__What this exercise asks__.
1: Transcribe the student debt commentary word for word, starting at "Hypothesis: student debt" and ending at "a college degree).".
2: Write the next part of the student debt commentary, picking up right after its final sentence.

__Source passage__.
----------

Quote of the Day:

“I hate calling my loan provider every semester to get more funding. I despise seeing the value of my outstanding debt rise like an elevator, and if it were all to disappear tomorrow, that would be great for me. But the day after U.S. student debt is canceled, it would begin to build up again and keep increasing until the country is back where it started.”

–Blake Grisham in quoted in today’s Wall Street Journal

President-Elect Joe Biden is eyeing some form of cancellation of student loans. There are numerous ways student loan could be forgiven. Here are some.

Monday night, on Tucker Carlson, Public policy authority Oren Cass asked the (shall we say?) $64,000 question about student loan relief: Why student loans? Are students more deserving of debt relief than, say, struggling parents paying off an automobile loan?

When Senator Bernie Sanders put forward a bill to wipe out all student debt in June, Cass tweeted:

Hypothesis: student debt holders are, on average, less deserving or in need of a wealth transfer than is the median American (who doesn’t have a college degree).

It is an interesting hypothesis.   

If you worked hard and paid back your student debt, you might be loath to shoulder, through the inevitable higher taxes, the student loan of people who were less conscientious. Neal Bortz, tweeting in June, has admitted that he’s not thrilled at this prospect:

How do you feel about having some of your earnings seized to pay off a portion of a massive student loan made to someone with a gender studies degree? Feels good, doesn’t it?

President-Elect Biden, alas, can’t wave a magic wand and have college loan debt vanish. So, as Bortz points out, somebody will have to pay through higher taxes. When we talk about debt cancellation, what we are really talking about is shifting the burden to somebody else.

----------

__Data records__.
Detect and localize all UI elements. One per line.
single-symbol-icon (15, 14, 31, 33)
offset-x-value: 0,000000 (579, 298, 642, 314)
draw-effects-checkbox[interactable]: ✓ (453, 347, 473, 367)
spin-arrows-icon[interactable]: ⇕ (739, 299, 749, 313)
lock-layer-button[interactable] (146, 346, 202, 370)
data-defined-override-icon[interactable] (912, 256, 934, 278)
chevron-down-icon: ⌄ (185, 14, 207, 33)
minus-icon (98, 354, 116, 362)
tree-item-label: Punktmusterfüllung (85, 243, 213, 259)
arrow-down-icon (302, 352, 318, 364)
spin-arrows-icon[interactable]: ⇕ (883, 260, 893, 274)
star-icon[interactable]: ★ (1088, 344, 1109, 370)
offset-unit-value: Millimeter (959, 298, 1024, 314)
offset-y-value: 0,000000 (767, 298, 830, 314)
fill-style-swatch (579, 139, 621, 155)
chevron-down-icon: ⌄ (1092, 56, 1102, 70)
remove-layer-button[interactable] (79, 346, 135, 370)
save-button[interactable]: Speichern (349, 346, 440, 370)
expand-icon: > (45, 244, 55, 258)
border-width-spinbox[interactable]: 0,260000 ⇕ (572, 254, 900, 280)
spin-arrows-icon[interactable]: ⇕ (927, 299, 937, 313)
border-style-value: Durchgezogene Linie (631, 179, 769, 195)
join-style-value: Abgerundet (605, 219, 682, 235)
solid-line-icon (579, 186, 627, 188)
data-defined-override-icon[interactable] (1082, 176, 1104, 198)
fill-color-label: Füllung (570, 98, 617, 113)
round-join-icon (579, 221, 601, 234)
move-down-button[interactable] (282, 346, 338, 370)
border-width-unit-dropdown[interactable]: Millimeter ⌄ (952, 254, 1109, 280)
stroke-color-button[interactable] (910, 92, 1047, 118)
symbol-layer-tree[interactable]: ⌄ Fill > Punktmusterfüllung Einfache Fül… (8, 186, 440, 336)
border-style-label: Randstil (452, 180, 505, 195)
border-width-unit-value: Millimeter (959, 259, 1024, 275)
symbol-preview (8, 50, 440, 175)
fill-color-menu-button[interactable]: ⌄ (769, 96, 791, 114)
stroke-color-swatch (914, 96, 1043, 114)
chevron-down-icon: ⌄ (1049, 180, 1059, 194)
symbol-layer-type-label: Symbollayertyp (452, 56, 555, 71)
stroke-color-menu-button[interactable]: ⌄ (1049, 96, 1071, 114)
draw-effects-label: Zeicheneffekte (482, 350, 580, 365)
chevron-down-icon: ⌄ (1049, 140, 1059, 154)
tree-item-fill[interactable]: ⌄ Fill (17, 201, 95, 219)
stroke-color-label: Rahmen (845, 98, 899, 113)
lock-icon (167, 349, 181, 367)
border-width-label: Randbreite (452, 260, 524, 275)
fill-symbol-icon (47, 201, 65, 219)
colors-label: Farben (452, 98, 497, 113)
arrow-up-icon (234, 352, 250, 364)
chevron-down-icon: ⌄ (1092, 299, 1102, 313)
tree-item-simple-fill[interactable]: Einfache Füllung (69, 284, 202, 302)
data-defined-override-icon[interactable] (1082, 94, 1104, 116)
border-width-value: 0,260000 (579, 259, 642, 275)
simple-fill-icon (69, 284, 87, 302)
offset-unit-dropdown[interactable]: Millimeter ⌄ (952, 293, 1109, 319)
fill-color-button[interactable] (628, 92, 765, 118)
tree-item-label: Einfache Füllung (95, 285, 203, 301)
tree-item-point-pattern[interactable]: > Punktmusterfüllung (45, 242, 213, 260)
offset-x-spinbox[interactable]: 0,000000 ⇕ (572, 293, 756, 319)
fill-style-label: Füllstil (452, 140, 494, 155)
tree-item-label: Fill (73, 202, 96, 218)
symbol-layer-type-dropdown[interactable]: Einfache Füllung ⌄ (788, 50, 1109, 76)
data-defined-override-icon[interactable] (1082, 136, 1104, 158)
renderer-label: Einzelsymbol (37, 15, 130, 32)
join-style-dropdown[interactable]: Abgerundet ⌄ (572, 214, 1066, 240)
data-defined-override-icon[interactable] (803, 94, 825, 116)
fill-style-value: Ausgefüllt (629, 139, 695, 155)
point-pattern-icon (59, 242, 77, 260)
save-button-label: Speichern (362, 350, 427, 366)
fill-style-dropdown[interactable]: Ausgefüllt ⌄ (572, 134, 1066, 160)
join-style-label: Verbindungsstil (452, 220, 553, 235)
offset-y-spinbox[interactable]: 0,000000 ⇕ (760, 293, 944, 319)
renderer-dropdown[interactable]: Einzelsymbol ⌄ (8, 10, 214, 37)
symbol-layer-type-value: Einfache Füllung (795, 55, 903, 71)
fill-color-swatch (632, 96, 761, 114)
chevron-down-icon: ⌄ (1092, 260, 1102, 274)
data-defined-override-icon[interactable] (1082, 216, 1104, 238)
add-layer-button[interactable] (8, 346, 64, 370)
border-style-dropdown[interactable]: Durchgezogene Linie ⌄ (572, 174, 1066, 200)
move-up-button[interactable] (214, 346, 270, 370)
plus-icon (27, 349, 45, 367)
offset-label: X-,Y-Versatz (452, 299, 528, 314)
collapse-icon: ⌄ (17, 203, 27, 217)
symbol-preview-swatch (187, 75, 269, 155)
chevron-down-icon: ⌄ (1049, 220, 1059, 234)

----------

__Responses to the exercise__.
1:
Hypothesis: student debt holders are, on average, less deserving or in need of a wealth transfer than is the median American (who doesn’t have a college degree).

2:
It is criminal that many young people, who may not know about money management, are encouraged to assume a huge burden of debt at an early age for college. I’m glad I grew up when college was less expensive.

If I’d had a loan to pay off, I could never have done a lot of things that have enriched my life (such as work at an alternative newspaper in New Orleans; I made almost nothing but it was bliss and a great preparation for the rest of my work life).

So, yes, college loans are holding a lot of people back and no doubt preventing them from taking advantage of low-paying jobs that provide valuable experience. Maybe there is a compromise idea that is at least worthy of consideration?  

Beth Akers, a senior fellow at the Manhattan Institute, and author of “Game of Loans: The Rhetoric and Reality of Student Debt,” proposes an compromise: forgive debt, but only a little. Not endorsing the idea, but it is intriguing.

First of all, Akers recognizes that large-scale forgiveness would benefit mostly the affluent, possibly at the expense of the less affluent. Akers writes:

Student-loan cancellation may be an appealing idea, but it would enrich the privileged and leave behind—or perhaps even drain money from—the truly needy. Progressive calls for President-elect Joe Biden to forgive student debt in his first 100 days of office should be ignored in lieu of a more moderate proposal: forgiveness capped at $5,000 of debt.

This more modest debt relief would actually benefit those who most need help:

Workers with a college degree are the highest paid in the economy and the last to get laid off during a downturn. Sure, having debt is worse than not having debt. But because of the large financial returns to postsecondary education, folks with debt and a degree are often better off than those who have neither. It’s clear in the data: Borrowers with the largest balances are the least likely to default. That’s because they’ve often invested in professional or graduate degrees that lead to careers with high earning potential.

Borrowers who owe less than $5,000 are the most likely to default. Many in this category started a degree but didn’t finish, and thus aren’t enjoying the higher earnings afforded by a degree.

A $5,000 debt relief would hit these people, and it could be done in a creative way: “a $5,000 student-loan jubilee in the form of a one-time tax credit.” Akers explains:

That would ensure that most borrowers who are truly up a creek can escape debt and move on with their lives. And such a proposal would buy the government the time, and perhaps the political leeway, to pass legislation that would streamline the existing student-loan repayment programs and ensure that struggling borrowers with large balances who are eligible would have the time to enroll in them. Washington could even expand those programs to require borrowers to pay a smaller fraction of their monthly income to loan repayment or allow debts to be forgiven sooner. At least these changes would ensure that dollars spent on loan relief flow to those that need them most.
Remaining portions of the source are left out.